Directions: Leaving out all images, write out the records that follow exactly.

Rows from a figure dataset:

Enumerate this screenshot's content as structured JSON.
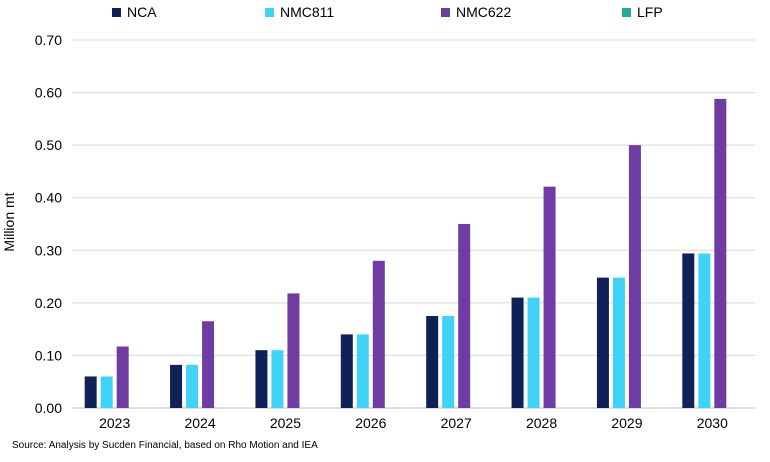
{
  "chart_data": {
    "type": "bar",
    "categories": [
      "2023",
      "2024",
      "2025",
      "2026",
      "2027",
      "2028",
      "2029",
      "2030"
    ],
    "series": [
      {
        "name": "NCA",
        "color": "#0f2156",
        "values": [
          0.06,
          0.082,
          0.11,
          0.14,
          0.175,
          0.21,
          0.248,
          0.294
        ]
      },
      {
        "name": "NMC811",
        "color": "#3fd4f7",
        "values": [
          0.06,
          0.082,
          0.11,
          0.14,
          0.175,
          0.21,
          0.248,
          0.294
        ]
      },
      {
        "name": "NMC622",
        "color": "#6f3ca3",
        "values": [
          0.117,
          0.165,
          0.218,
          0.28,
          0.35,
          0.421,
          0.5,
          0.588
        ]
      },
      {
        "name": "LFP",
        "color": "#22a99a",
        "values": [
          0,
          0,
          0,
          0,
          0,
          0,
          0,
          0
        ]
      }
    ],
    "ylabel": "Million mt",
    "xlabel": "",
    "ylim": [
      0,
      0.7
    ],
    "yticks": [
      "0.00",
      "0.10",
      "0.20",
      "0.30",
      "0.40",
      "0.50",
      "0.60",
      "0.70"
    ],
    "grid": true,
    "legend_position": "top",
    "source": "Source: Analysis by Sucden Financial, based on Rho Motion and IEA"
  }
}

Solved problem:
Enumerate this screenshot's content as structured JSON.
{
  "chart_data": {
    "type": "bar",
    "categories": [
      "2023",
      "2024",
      "2025",
      "2026",
      "2027",
      "2028",
      "2029",
      "2030"
    ],
    "series": [
      {
        "name": "NCA",
        "color": "#0f2156",
        "values": [
          0.06,
          0.082,
          0.11,
          0.14,
          0.175,
          0.21,
          0.248,
          0.294
        ]
      },
      {
        "name": "NMC811",
        "color": "#3fd4f7",
        "values": [
          0.06,
          0.082,
          0.11,
          0.14,
          0.175,
          0.21,
          0.248,
          0.294
        ]
      },
      {
        "name": "NMC622",
        "color": "#6f3ca3",
        "values": [
          0.117,
          0.165,
          0.218,
          0.28,
          0.35,
          0.421,
          0.5,
          0.588
        ]
      },
      {
        "name": "LFP",
        "color": "#22a99a",
        "values": [
          0,
          0,
          0,
          0,
          0,
          0,
          0,
          0
        ]
      }
    ],
    "ylabel": "Million mt",
    "xlabel": "",
    "ylim": [
      0,
      0.7
    ],
    "yticks": [
      "0.00",
      "0.10",
      "0.20",
      "0.30",
      "0.40",
      "0.50",
      "0.60",
      "0.70"
    ],
    "grid": true,
    "legend_position": "top",
    "source": "Source: Analysis by Sucden Financial, based on Rho Motion and IEA"
  }
}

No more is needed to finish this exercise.